[EXERCISE INSTRUCTIONS] All the data must come back unchanged, except that pictures are left out.

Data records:
------------------------------------------------
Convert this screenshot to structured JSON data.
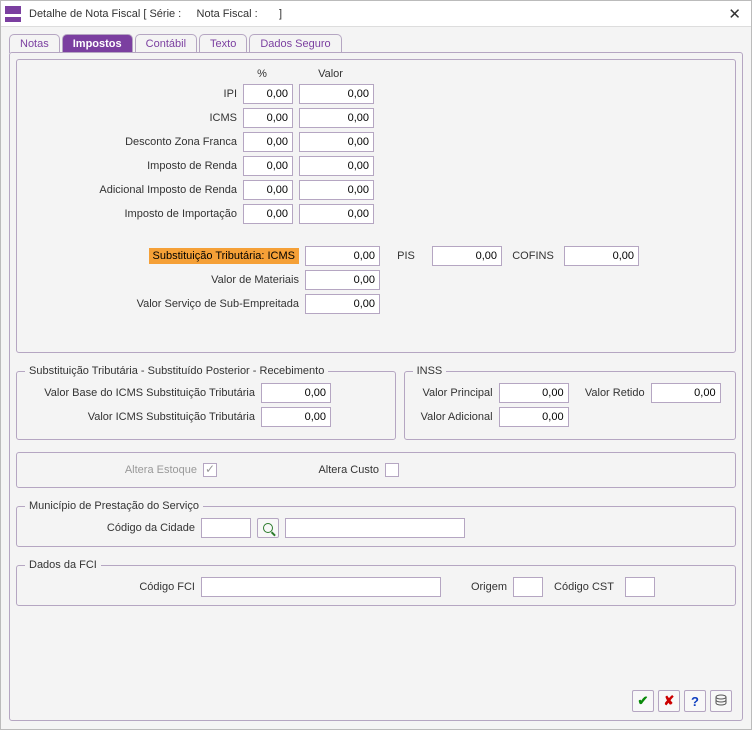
{
  "window": {
    "title": "Detalhe de Nota Fiscal [ Série :     Nota Fiscal :       ]"
  },
  "tabs": {
    "notas": "Notas",
    "impostos": "Impostos",
    "contabil": "Contábil",
    "texto": "Texto",
    "dados_seguro": "Dados Seguro"
  },
  "headers": {
    "pct": "%",
    "valor": "Valor"
  },
  "tax_rows": {
    "ipi": {
      "label": "IPI",
      "pct": "0,00",
      "valor": "0,00"
    },
    "icms": {
      "label": "ICMS",
      "pct": "0,00",
      "valor": "0,00"
    },
    "desc_zf": {
      "label": "Desconto Zona Franca",
      "pct": "0,00",
      "valor": "0,00"
    },
    "ir": {
      "label": "Imposto de Renda",
      "pct": "0,00",
      "valor": "0,00"
    },
    "adic_ir": {
      "label": "Adicional Imposto de Renda",
      "pct": "0,00",
      "valor": "0,00"
    },
    "ii": {
      "label": "Imposto de Importação",
      "pct": "0,00",
      "valor": "0,00"
    }
  },
  "st_line": {
    "label": "Substituição Tributária: ICMS",
    "valor": "0,00",
    "pis_label": "PIS",
    "pis_valor": "0,00",
    "cofins_label": "COFINS",
    "cofins_valor": "0,00"
  },
  "valor_materiais": {
    "label": "Valor de Materiais",
    "valor": "0,00"
  },
  "valor_servico": {
    "label": "Valor Serviço de Sub-Empreitada",
    "valor": "0,00"
  },
  "st_post": {
    "legend": "Substituição Tributária - Substituído Posterior - Recebimento",
    "base_label": "Valor Base do ICMS Substituição Tributária",
    "base_valor": "0,00",
    "icms_label": "Valor ICMS Substituição Tributária",
    "icms_valor": "0,00"
  },
  "inss": {
    "legend": "INSS",
    "principal_label": "Valor Principal",
    "principal_valor": "0,00",
    "retido_label": "Valor Retido",
    "retido_valor": "0,00",
    "adicional_label": "Valor Adicional",
    "adicional_valor": "0,00"
  },
  "flags": {
    "altera_estoque_label": "Altera Estoque",
    "altera_custo_label": "Altera Custo"
  },
  "municipio": {
    "legend": "Município de Prestação do Serviço",
    "codigo_label": "Código da Cidade",
    "codigo_valor": "",
    "nome_valor": ""
  },
  "fci": {
    "legend": "Dados da FCI",
    "codigo_label": "Código FCI",
    "codigo_valor": "",
    "origem_label": "Origem",
    "origem_valor": "",
    "cst_label": "Código CST",
    "cst_valor": ""
  }
}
------------------------------------------------
[TASK RESULT]
Convert this screenshot to structured JSON data.
{
  "window": {
    "title": "Detalhe de Nota Fiscal [ Série :     Nota Fiscal :       ]"
  },
  "tabs": {
    "notas": "Notas",
    "impostos": "Impostos",
    "contabil": "Contábil",
    "texto": "Texto",
    "dados_seguro": "Dados Seguro"
  },
  "headers": {
    "pct": "%",
    "valor": "Valor"
  },
  "tax_rows": {
    "ipi": {
      "label": "IPI",
      "pct": "0,00",
      "valor": "0,00"
    },
    "icms": {
      "label": "ICMS",
      "pct": "0,00",
      "valor": "0,00"
    },
    "desc_zf": {
      "label": "Desconto Zona Franca",
      "pct": "0,00",
      "valor": "0,00"
    },
    "ir": {
      "label": "Imposto de Renda",
      "pct": "0,00",
      "valor": "0,00"
    },
    "adic_ir": {
      "label": "Adicional Imposto de Renda",
      "pct": "0,00",
      "valor": "0,00"
    },
    "ii": {
      "label": "Imposto de Importação",
      "pct": "0,00",
      "valor": "0,00"
    }
  },
  "st_line": {
    "label": "Substituição Tributária: ICMS",
    "valor": "0,00",
    "pis_label": "PIS",
    "pis_valor": "0,00",
    "cofins_label": "COFINS",
    "cofins_valor": "0,00"
  },
  "valor_materiais": {
    "label": "Valor de Materiais",
    "valor": "0,00"
  },
  "valor_servico": {
    "label": "Valor Serviço de Sub-Empreitada",
    "valor": "0,00"
  },
  "st_post": {
    "legend": "Substituição Tributária - Substituído Posterior - Recebimento",
    "base_label": "Valor Base do ICMS Substituição Tributária",
    "base_valor": "0,00",
    "icms_label": "Valor ICMS Substituição Tributária",
    "icms_valor": "0,00"
  },
  "inss": {
    "legend": "INSS",
    "principal_label": "Valor Principal",
    "principal_valor": "0,00",
    "retido_label": "Valor Retido",
    "retido_valor": "0,00",
    "adicional_label": "Valor Adicional",
    "adicional_valor": "0,00"
  },
  "flags": {
    "altera_estoque_label": "Altera Estoque",
    "altera_custo_label": "Altera Custo"
  },
  "municipio": {
    "legend": "Município de Prestação do Serviço",
    "codigo_label": "Código da Cidade",
    "codigo_valor": "",
    "nome_valor": ""
  },
  "fci": {
    "legend": "Dados da FCI",
    "codigo_label": "Código FCI",
    "codigo_valor": "",
    "origem_label": "Origem",
    "origem_valor": "",
    "cst_label": "Código CST",
    "cst_valor": ""
  }
}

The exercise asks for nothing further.